### Short exercise
Give back the entire listing verbatim.

Records from a dataset:
------------------------------------
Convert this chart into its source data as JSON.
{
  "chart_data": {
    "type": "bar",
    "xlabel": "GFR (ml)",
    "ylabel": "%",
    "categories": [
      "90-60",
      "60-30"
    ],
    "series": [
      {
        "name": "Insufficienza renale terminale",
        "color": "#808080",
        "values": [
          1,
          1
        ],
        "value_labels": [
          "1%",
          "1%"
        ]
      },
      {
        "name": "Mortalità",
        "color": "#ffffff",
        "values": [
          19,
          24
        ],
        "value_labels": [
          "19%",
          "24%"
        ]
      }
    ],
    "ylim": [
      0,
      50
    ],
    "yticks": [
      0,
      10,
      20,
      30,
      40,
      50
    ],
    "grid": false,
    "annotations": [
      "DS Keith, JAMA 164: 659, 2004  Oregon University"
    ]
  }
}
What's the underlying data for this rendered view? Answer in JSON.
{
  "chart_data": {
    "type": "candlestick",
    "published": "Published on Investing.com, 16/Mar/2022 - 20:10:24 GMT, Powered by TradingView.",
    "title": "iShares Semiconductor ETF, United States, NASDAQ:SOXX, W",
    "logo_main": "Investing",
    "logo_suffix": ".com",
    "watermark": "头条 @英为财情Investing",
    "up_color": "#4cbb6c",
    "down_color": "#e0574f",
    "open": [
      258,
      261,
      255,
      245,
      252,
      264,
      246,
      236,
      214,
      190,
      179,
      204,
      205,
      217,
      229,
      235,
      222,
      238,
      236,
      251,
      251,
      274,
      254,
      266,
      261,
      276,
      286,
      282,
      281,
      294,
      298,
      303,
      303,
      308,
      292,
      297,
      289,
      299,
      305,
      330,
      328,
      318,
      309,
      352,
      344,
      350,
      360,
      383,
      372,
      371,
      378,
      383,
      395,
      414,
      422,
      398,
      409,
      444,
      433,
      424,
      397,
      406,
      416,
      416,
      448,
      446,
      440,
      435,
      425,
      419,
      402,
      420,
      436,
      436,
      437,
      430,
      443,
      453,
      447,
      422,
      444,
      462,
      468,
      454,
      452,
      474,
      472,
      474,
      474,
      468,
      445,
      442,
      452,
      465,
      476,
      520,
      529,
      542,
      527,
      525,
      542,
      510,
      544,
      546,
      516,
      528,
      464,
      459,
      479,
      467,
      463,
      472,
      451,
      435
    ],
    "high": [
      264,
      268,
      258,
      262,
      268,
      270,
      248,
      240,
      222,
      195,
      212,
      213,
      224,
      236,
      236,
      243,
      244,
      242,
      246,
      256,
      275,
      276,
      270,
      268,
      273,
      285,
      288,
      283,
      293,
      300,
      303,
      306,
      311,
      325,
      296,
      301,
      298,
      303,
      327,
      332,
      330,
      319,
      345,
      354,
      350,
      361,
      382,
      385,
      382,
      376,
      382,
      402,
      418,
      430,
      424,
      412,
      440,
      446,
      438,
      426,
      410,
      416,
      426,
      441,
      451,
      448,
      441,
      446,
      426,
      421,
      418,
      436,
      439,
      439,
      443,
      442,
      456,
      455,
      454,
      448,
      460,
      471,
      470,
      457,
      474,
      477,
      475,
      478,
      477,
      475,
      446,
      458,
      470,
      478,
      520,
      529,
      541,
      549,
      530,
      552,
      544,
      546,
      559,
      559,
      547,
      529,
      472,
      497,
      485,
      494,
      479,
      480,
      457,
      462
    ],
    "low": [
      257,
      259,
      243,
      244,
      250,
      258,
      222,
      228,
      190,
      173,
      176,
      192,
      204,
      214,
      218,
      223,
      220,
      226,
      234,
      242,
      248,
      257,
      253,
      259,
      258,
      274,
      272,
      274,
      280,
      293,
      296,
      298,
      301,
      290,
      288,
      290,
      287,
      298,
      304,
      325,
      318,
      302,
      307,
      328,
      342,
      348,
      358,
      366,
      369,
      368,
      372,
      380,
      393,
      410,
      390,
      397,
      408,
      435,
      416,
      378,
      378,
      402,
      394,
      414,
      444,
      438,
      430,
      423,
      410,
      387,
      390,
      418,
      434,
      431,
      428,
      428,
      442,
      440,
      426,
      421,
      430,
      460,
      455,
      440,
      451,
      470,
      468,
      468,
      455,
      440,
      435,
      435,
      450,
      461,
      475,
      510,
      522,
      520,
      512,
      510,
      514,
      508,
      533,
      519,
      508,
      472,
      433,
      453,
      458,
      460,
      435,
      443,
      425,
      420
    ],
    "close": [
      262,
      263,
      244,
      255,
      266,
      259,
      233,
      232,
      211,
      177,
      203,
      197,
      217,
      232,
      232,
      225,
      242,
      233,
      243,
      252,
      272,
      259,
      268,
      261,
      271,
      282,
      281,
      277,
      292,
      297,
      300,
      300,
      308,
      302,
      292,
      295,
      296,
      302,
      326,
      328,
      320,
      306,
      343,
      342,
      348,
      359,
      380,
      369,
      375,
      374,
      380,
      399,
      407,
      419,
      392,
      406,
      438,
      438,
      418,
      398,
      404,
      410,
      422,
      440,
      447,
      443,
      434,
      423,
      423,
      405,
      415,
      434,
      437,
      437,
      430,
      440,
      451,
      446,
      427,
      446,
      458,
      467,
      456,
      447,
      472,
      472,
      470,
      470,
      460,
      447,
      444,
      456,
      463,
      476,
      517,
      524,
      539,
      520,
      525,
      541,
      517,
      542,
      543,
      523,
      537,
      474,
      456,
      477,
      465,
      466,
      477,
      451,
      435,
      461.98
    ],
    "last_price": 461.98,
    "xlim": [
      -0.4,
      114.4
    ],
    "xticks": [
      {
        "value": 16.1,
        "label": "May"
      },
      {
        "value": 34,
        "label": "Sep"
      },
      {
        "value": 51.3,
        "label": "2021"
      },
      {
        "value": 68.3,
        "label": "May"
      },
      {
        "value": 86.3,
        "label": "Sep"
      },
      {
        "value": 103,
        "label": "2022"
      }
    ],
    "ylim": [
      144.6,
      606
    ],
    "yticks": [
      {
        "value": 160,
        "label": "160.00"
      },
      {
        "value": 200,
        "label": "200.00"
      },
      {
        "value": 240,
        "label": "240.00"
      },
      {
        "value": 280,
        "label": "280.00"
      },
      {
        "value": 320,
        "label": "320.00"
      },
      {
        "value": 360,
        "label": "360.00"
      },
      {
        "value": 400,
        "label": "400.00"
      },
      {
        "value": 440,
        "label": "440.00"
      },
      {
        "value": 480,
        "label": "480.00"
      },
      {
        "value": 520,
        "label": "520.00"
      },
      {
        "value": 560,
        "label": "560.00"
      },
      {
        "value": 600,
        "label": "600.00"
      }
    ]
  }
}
------------------------------------
### Problem solution
Convert this chart into its source data as JSON.
{
  "chart_data": {
    "type": "bar",
    "xlabel": "GFR (ml)",
    "ylabel": "%",
    "categories": [
      "90-60",
      "60-30"
    ],
    "series": [
      {
        "name": "Insufficienza renale terminale",
        "color": "#808080",
        "values": [
          1,
          1
        ],
        "value_labels": [
          "1%",
          "1%"
        ]
      },
      {
        "name": "Mortalità",
        "color": "#ffffff",
        "values": [
          19,
          24
        ],
        "value_labels": [
          "19%",
          "24%"
        ]
      }
    ],
    "ylim": [
      0,
      50
    ],
    "yticks": [
      0,
      10,
      20,
      30,
      40,
      50
    ],
    "grid": false,
    "annotations": [
      "DS Keith, JAMA 164: 659, 2004  Oregon University"
    ]
  }
}
What's the underlying data for this rendered view? Answer in JSON.
{
  "chart_data": {
    "type": "candlestick",
    "published": "Published on Investing.com, 16/Mar/2022 - 20:10:24 GMT, Powered by TradingView.",
    "title": "iShares Semiconductor ETF, United States, NASDAQ:SOXX, W",
    "logo_main": "Investing",
    "logo_suffix": ".com",
    "watermark": "头条 @英为财情Investing",
    "up_color": "#4cbb6c",
    "down_color": "#e0574f",
    "open": [
      258,
      261,
      255,
      245,
      252,
      264,
      246,
      236,
      214,
      190,
      179,
      204,
      205,
      217,
      229,
      235,
      222,
      238,
      236,
      251,
      251,
      274,
      254,
      266,
      261,
      276,
      286,
      282,
      281,
      294,
      298,
      303,
      303,
      308,
      292,
      297,
      289,
      299,
      305,
      330,
      328,
      318,
      309,
      352,
      344,
      350,
      360,
      383,
      372,
      371,
      378,
      383,
      395,
      414,
      422,
      398,
      409,
      444,
      433,
      424,
      397,
      406,
      416,
      416,
      448,
      446,
      440,
      435,
      425,
      419,
      402,
      420,
      436,
      436,
      437,
      430,
      443,
      453,
      447,
      422,
      444,
      462,
      468,
      454,
      452,
      474,
      472,
      474,
      474,
      468,
      445,
      442,
      452,
      465,
      476,
      520,
      529,
      542,
      527,
      525,
      542,
      510,
      544,
      546,
      516,
      528,
      464,
      459,
      479,
      467,
      463,
      472,
      451,
      435
    ],
    "high": [
      264,
      268,
      258,
      262,
      268,
      270,
      248,
      240,
      222,
      195,
      212,
      213,
      224,
      236,
      236,
      243,
      244,
      242,
      246,
      256,
      275,
      276,
      270,
      268,
      273,
      285,
      288,
      283,
      293,
      300,
      303,
      306,
      311,
      325,
      296,
      301,
      298,
      303,
      327,
      332,
      330,
      319,
      345,
      354,
      350,
      361,
      382,
      385,
      382,
      376,
      382,
      402,
      418,
      430,
      424,
      412,
      440,
      446,
      438,
      426,
      410,
      416,
      426,
      441,
      451,
      448,
      441,
      446,
      426,
      421,
      418,
      436,
      439,
      439,
      443,
      442,
      456,
      455,
      454,
      448,
      460,
      471,
      470,
      457,
      474,
      477,
      475,
      478,
      477,
      475,
      446,
      458,
      470,
      478,
      520,
      529,
      541,
      549,
      530,
      552,
      544,
      546,
      559,
      559,
      547,
      529,
      472,
      497,
      485,
      494,
      479,
      480,
      457,
      462
    ],
    "low": [
      257,
      259,
      243,
      244,
      250,
      258,
      222,
      228,
      190,
      173,
      176,
      192,
      204,
      214,
      218,
      223,
      220,
      226,
      234,
      242,
      248,
      257,
      253,
      259,
      258,
      274,
      272,
      274,
      280,
      293,
      296,
      298,
      301,
      290,
      288,
      290,
      287,
      298,
      304,
      325,
      318,
      302,
      307,
      328,
      342,
      348,
      358,
      366,
      369,
      368,
      372,
      380,
      393,
      410,
      390,
      397,
      408,
      435,
      416,
      378,
      378,
      402,
      394,
      414,
      444,
      438,
      430,
      423,
      410,
      387,
      390,
      418,
      434,
      431,
      428,
      428,
      442,
      440,
      426,
      421,
      430,
      460,
      455,
      440,
      451,
      470,
      468,
      468,
      455,
      440,
      435,
      435,
      450,
      461,
      475,
      510,
      522,
      520,
      512,
      510,
      514,
      508,
      533,
      519,
      508,
      472,
      433,
      453,
      458,
      460,
      435,
      443,
      425,
      420
    ],
    "close": [
      262,
      263,
      244,
      255,
      266,
      259,
      233,
      232,
      211,
      177,
      203,
      197,
      217,
      232,
      232,
      225,
      242,
      233,
      243,
      252,
      272,
      259,
      268,
      261,
      271,
      282,
      281,
      277,
      292,
      297,
      300,
      300,
      308,
      302,
      292,
      295,
      296,
      302,
      326,
      328,
      320,
      306,
      343,
      342,
      348,
      359,
      380,
      369,
      375,
      374,
      380,
      399,
      407,
      419,
      392,
      406,
      438,
      438,
      418,
      398,
      404,
      410,
      422,
      440,
      447,
      443,
      434,
      423,
      423,
      405,
      415,
      434,
      437,
      437,
      430,
      440,
      451,
      446,
      427,
      446,
      458,
      467,
      456,
      447,
      472,
      472,
      470,
      470,
      460,
      447,
      444,
      456,
      463,
      476,
      517,
      524,
      539,
      520,
      525,
      541,
      517,
      542,
      543,
      523,
      537,
      474,
      456,
      477,
      465,
      466,
      477,
      451,
      435,
      461.98
    ],
    "last_price": 461.98,
    "xlim": [
      -0.4,
      114.4
    ],
    "xticks": [
      {
        "value": 16.1,
        "label": "May"
      },
      {
        "value": 34,
        "label": "Sep"
      },
      {
        "value": 51.3,
        "label": "2021"
      },
      {
        "value": 68.3,
        "label": "May"
      },
      {
        "value": 86.3,
        "label": "Sep"
      },
      {
        "value": 103,
        "label": "2022"
      }
    ],
    "ylim": [
      144.6,
      606
    ],
    "yticks": [
      {
        "value": 160,
        "label": "160.00"
      },
      {
        "value": 200,
        "label": "200.00"
      },
      {
        "value": 240,
        "label": "240.00"
      },
      {
        "value": 280,
        "label": "280.00"
      },
      {
        "value": 320,
        "label": "320.00"
      },
      {
        "value": 360,
        "label": "360.00"
      },
      {
        "value": 400,
        "label": "400.00"
      },
      {
        "value": 440,
        "label": "440.00"
      },
      {
        "value": 480,
        "label": "480.00"
      },
      {
        "value": 520,
        "label": "520.00"
      },
      {
        "value": 560,
        "label": "560.00"
      },
      {
        "value": 600,
        "label": "600.00"
      }
    ]
  }
}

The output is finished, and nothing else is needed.